## TASK DETAILS
Copy every entry precisely.

======== RECORDED DATA

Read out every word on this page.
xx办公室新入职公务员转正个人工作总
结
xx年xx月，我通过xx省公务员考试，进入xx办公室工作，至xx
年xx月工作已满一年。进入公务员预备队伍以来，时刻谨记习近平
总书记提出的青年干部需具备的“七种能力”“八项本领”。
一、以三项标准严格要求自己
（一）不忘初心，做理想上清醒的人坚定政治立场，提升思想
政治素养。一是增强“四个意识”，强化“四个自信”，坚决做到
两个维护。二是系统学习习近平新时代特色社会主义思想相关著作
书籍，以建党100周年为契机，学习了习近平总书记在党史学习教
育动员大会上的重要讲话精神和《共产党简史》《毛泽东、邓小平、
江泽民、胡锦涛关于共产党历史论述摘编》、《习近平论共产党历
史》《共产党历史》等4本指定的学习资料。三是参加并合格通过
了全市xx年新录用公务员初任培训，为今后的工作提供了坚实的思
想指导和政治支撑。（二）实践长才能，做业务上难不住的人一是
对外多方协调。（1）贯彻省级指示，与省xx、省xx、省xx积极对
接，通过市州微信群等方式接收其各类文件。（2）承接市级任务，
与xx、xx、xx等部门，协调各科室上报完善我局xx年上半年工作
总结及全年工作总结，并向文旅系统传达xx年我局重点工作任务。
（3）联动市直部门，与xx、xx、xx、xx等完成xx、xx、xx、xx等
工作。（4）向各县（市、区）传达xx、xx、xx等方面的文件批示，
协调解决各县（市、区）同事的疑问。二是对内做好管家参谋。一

================

## RESPONSE TO THIS TASK
Read out every word on this page.
xx办公室新入职公务员转正个人工作总
结
xx年xx月，我通过xx省公务员考试，进入xx办公室工作，至xx
年xx月工作已满一年。进入公务员预备队伍以来，时刻谨记习近平
总书记提出的青年干部需具备的“七种能力”“八项本领”。
一、以三项标准严格要求自己
（一）不忘初心，做理想上清醒的人坚定政治立场，提升思想
政治素养。一是增强“四个意识”，强化“四个自信”，坚决做到
两个维护。二是系统学习习近平新时代特色社会主义思想相关著作
书籍，以建党100周年为契机，学习了习近平总书记在党史学习教
育动员大会上的重要讲话精神和《共产党简史》《毛泽东、邓小平、
江泽民、胡锦涛关于共产党历史论述摘编》、《习近平论共产党历
史》《共产党历史》等4本指定的学习资料。三是参加并合格通过
了全市xx年新录用公务员初任培训，为今后的工作提供了坚实的思
想指导和政治支撑。（二）实践长才能，做业务上难不住的人一是
对外多方协调。（1）贯彻省级指示，与省xx、省xx、省xx积极对
接，通过市州微信群等方式接收其各类文件。（2）承接市级任务，
与xx、xx、xx等部门，协调各科室上报完善我局xx年上半年工作
总结及全年工作总结，并向文旅系统传达xx年我局重点工作任务。
（3）联动市直部门，与xx、xx、xx、xx等完成xx、xx、xx、xx等
工作。（4）向各县（市、区）传达xx、xx、xx等方面的文件批示，
协调解决各县（市、区）同事的疑问。二是对内做好管家参谋。一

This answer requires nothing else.